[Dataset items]
- - - -

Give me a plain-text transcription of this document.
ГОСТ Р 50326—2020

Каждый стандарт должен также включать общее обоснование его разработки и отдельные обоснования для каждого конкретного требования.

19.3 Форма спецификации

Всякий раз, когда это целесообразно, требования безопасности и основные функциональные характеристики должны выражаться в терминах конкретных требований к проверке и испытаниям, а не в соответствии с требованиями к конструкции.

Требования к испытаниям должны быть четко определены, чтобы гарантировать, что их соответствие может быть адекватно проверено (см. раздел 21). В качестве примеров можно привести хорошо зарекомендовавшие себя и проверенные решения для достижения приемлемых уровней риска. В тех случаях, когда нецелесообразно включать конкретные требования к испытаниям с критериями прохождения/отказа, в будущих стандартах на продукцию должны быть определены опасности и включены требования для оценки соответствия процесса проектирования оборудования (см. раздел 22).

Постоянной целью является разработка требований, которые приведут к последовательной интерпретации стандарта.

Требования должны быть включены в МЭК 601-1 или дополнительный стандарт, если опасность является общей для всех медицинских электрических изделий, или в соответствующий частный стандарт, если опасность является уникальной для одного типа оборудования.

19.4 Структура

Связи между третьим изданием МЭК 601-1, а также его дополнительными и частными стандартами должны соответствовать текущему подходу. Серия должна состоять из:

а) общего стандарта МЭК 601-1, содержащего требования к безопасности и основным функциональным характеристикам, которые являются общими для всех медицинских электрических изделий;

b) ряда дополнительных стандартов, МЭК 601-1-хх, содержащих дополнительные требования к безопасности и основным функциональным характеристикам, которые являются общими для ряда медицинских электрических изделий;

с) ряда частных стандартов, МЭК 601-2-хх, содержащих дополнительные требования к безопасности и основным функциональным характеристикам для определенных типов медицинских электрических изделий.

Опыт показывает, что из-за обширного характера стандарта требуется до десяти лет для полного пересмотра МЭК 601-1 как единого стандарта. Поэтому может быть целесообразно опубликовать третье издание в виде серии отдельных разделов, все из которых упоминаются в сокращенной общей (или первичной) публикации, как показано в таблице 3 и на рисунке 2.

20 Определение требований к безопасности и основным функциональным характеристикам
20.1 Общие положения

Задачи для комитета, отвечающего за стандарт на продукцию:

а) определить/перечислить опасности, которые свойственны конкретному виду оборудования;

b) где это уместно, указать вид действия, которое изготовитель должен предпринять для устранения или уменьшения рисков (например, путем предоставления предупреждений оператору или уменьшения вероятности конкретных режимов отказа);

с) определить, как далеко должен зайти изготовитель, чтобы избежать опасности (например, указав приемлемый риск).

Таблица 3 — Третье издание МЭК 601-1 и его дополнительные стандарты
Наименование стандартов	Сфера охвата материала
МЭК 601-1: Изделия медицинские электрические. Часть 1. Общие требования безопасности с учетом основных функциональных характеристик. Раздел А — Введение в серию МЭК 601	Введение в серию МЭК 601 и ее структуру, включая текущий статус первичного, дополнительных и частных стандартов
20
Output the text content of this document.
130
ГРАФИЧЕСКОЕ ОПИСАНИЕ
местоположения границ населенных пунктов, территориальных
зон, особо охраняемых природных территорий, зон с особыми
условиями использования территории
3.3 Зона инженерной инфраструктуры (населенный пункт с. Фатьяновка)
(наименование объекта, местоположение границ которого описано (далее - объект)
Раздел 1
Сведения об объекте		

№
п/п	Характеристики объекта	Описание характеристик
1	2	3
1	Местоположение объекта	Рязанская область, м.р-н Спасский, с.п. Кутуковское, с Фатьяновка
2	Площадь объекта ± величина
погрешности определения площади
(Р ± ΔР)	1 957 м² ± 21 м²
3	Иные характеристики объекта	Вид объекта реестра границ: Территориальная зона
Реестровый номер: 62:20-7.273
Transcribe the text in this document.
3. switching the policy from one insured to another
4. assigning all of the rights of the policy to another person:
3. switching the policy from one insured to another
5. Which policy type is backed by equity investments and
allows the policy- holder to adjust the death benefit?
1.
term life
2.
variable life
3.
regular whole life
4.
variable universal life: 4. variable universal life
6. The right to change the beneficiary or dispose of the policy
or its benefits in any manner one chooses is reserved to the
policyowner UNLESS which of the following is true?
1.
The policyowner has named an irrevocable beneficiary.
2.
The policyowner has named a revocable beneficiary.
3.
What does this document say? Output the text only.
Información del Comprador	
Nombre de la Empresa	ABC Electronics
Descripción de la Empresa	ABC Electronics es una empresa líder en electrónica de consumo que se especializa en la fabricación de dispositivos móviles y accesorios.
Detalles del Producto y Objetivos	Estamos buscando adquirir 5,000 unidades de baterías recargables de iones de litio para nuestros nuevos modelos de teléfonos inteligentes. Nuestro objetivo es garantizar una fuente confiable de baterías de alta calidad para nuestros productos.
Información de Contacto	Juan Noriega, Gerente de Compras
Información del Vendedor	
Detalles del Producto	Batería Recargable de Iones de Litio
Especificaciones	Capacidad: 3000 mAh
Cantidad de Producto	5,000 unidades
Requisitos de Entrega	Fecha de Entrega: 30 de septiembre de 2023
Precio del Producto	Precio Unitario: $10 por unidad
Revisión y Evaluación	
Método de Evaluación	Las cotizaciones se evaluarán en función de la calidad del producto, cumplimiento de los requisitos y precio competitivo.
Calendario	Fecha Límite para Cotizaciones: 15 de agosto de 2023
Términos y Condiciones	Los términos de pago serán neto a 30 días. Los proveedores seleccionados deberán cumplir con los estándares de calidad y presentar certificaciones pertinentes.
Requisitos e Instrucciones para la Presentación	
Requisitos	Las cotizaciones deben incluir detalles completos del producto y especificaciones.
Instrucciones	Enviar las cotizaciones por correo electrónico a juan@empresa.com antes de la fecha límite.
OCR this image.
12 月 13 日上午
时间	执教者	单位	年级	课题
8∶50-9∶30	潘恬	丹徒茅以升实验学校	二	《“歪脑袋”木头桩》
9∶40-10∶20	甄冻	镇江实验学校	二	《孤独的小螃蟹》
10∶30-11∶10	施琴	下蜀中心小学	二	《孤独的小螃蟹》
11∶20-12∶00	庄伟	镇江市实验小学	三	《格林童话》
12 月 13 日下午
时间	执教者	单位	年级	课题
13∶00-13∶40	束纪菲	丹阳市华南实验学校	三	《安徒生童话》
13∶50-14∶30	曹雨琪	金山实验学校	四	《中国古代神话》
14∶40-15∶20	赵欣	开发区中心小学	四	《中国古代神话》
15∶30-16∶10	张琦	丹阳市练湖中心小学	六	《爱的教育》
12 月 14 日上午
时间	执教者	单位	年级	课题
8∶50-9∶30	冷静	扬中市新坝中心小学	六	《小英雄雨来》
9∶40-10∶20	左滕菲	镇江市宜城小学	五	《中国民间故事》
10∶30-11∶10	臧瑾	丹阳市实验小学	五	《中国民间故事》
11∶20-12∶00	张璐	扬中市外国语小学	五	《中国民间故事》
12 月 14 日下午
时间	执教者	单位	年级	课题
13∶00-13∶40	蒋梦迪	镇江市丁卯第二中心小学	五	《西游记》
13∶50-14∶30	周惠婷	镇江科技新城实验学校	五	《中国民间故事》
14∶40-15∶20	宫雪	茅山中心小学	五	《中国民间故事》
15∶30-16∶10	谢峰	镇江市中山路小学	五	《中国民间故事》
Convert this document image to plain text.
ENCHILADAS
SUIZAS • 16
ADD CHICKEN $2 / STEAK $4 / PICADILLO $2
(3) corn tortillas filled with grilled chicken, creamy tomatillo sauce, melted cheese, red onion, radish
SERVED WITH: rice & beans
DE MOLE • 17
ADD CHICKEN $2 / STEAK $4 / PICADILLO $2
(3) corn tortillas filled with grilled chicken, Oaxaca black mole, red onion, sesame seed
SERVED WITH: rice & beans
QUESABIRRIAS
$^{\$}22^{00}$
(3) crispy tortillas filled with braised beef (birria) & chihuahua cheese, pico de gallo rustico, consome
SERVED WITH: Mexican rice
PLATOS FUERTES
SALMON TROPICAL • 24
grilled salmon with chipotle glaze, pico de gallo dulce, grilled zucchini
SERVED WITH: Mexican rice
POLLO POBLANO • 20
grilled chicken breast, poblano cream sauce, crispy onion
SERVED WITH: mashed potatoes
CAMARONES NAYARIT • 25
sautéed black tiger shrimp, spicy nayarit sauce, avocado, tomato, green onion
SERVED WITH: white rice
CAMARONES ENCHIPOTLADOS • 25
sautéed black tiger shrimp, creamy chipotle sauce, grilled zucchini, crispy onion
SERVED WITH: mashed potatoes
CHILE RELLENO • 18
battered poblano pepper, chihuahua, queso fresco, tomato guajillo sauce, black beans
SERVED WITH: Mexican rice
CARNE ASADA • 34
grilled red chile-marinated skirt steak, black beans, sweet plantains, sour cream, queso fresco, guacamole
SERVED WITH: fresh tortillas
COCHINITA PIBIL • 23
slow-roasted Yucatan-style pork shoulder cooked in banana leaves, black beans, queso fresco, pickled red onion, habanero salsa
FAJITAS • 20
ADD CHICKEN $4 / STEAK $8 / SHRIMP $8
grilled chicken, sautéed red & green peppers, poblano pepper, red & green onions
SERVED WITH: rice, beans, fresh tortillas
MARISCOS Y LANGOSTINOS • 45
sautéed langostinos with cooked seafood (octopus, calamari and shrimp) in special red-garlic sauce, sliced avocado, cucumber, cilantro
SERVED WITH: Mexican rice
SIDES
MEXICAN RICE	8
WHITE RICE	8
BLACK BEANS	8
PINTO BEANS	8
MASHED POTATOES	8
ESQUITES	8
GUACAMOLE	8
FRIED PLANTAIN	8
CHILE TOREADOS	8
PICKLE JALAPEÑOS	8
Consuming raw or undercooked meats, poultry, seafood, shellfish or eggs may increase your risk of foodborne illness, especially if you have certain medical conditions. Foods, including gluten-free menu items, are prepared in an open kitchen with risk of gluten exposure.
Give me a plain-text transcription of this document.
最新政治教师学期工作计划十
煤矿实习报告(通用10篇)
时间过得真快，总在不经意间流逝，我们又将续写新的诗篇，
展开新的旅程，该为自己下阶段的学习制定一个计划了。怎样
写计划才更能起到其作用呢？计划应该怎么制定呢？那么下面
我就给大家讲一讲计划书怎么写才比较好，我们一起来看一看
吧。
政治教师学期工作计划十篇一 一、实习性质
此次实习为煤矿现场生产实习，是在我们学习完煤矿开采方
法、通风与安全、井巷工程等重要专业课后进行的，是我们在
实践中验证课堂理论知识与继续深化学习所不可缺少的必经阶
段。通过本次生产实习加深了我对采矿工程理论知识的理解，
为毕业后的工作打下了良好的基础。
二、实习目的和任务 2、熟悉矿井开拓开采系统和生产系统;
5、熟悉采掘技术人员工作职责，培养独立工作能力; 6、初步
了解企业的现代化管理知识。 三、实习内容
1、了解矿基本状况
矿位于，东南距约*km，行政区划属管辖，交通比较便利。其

- - - -

### EXERCISE DETAILS
Every line above that contains the word "Evaluación" should be reported.

### TASK SOLUTION
Revisión y Evaluación	
Método de Evaluación	Las cotizaciones se evaluarán en función de la calidad del producto, cumplimiento de los requisitos y precio competitivo.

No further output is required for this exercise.